*THE REQUEST*. Reproduce the rows verbatim, beginning at the line that contains "point-1: [128, 184, 132, 188]" and stopping after the line that contains "y-tick-label: 10⁻²: [45, 489, 65, 500]".

[Item position entries]
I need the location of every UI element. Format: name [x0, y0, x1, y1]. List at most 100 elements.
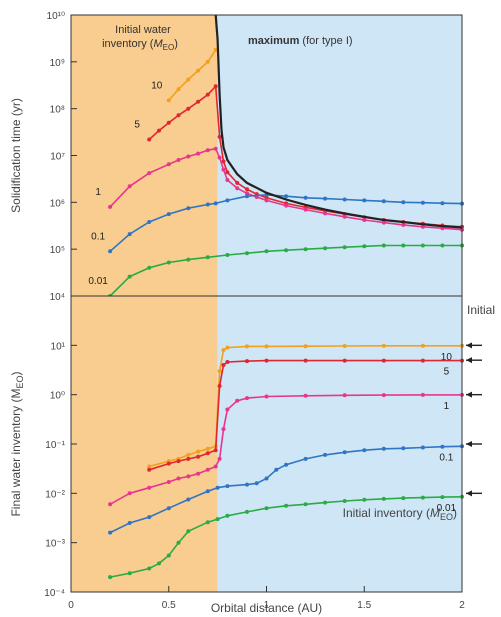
point-1: [128, 184, 132, 188]
point-5: [265, 359, 269, 363]
legend-unit-m: M: [430, 506, 440, 520]
series-label-1: 1: [444, 401, 450, 412]
point-1: [421, 393, 425, 397]
point-10: [206, 447, 210, 451]
point-10: [218, 369, 222, 373]
point-0p1: [362, 198, 366, 202]
y-tick-label: 10⁻²: [45, 489, 65, 500]
point-1: [147, 171, 151, 175]
point-0p1: [323, 453, 327, 457]
point-0p01: [147, 266, 151, 270]
point-0p1: [343, 450, 347, 454]
point-10: [265, 344, 269, 348]
point-5: [245, 187, 249, 191]
point-0p1: [108, 249, 112, 253]
bottom-ylabel-sub: EO: [15, 375, 25, 388]
point-1: [196, 472, 200, 476]
x-tick-label: 2: [459, 600, 465, 611]
point-0p01: [265, 506, 269, 510]
y-tick-label: 10⁻³: [45, 539, 65, 550]
bottom-ylabel-close: ): [9, 371, 23, 375]
point-0p1: [167, 506, 171, 510]
point-1: [225, 178, 229, 182]
point-0p1: [225, 198, 229, 202]
point-1: [235, 399, 239, 403]
point-0p01: [186, 529, 190, 533]
point-0p01: [186, 258, 190, 262]
top-panel: 10 5 1 0.1 0.01 10⁴ 10⁵ 10⁶ 10⁷ 10⁸ 10⁹ 10¹⁰ Solid…: [9, 11, 464, 303]
series-label-1: 1: [95, 187, 101, 198]
point-5: [186, 457, 190, 461]
point-0p01: [147, 567, 151, 571]
series-label-5: 5: [134, 119, 140, 130]
point-1: [323, 211, 327, 215]
y-tick-label: 10⁻¹: [45, 440, 65, 451]
point-1: [186, 474, 190, 478]
top-icy-region: [218, 15, 462, 296]
point-0p1: [255, 481, 259, 485]
point-0p01: [323, 501, 327, 505]
series-label-0p01: 0.01: [88, 276, 108, 287]
point-10: [421, 344, 425, 348]
legend-text: Initial inventory (: [343, 506, 430, 520]
point-1: [177, 158, 181, 162]
point-10: [382, 344, 386, 348]
point-5: [167, 121, 171, 125]
inventory-close: ): [174, 38, 178, 50]
point-0p01: [382, 497, 386, 501]
point-5: [147, 138, 151, 142]
point-1: [186, 155, 190, 159]
inventory-text: inventory (: [102, 38, 154, 50]
point-0p1: [167, 212, 171, 216]
y-tick-label: 10⁴: [50, 292, 65, 303]
point-10: [222, 348, 226, 352]
point-1: [284, 204, 288, 208]
point-1: [177, 477, 181, 481]
x-tick-label: 1.5: [357, 600, 371, 611]
initial-inventory-legend: Initial inventory (MEO): [343, 506, 457, 522]
point-0p1: [362, 448, 366, 452]
point-0p01: [382, 244, 386, 248]
point-5: [382, 359, 386, 363]
point-5: [157, 129, 161, 133]
y-tick-label: 10⁵: [50, 245, 65, 256]
point-1: [214, 465, 218, 469]
legend-unit-sub: EO: [440, 512, 453, 522]
point-0p1: [304, 196, 308, 200]
point-1: [401, 223, 405, 227]
point-0p01: [343, 245, 347, 249]
point-0p01: [440, 244, 444, 248]
top-rocky-region: [71, 15, 218, 296]
point-0p01: [304, 502, 308, 506]
point-0p1: [440, 445, 444, 449]
series-label-0p1: 0.1: [91, 231, 105, 242]
y-tick-label: 10¹: [51, 341, 66, 352]
point-0p01: [401, 244, 405, 248]
point-0p1: [128, 521, 132, 525]
point-5: [177, 459, 181, 463]
inventory-arrow-head: [466, 441, 472, 447]
maximum-bold: maximum: [248, 35, 300, 47]
point-1: [304, 394, 308, 398]
point-1: [222, 168, 226, 172]
point-5: [225, 360, 229, 364]
point-0p1: [245, 483, 249, 487]
point-5: [196, 100, 200, 104]
point-1: [343, 393, 347, 397]
point-0p1: [108, 531, 112, 535]
point-0p1: [343, 198, 347, 202]
inventory-unit-sub: EO: [163, 43, 175, 52]
point-0p01: [167, 554, 171, 558]
point-1: [245, 396, 249, 400]
point-10: [225, 346, 229, 350]
point-1: [343, 215, 347, 219]
x-tick-label: 0: [68, 600, 74, 611]
point-0p01: [362, 244, 366, 248]
point-5: [206, 451, 210, 455]
point-0p01: [128, 275, 132, 279]
point-1: [167, 162, 171, 166]
point-0p1: [304, 457, 308, 461]
point-0p01: [284, 248, 288, 252]
point-0p01: [265, 249, 269, 253]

*EXPECTED ANSWER*.
point-1: [128, 184, 132, 188]
point-5: [265, 359, 269, 363]
legend-unit-m: M: [430, 506, 440, 520]
series-label-1: 1: [444, 401, 450, 412]
point-1: [421, 393, 425, 397]
point-10: [206, 447, 210, 451]
point-10: [218, 369, 222, 373]
point-0p1: [362, 198, 366, 202]
y-tick-label: 10⁻²: [45, 489, 65, 500]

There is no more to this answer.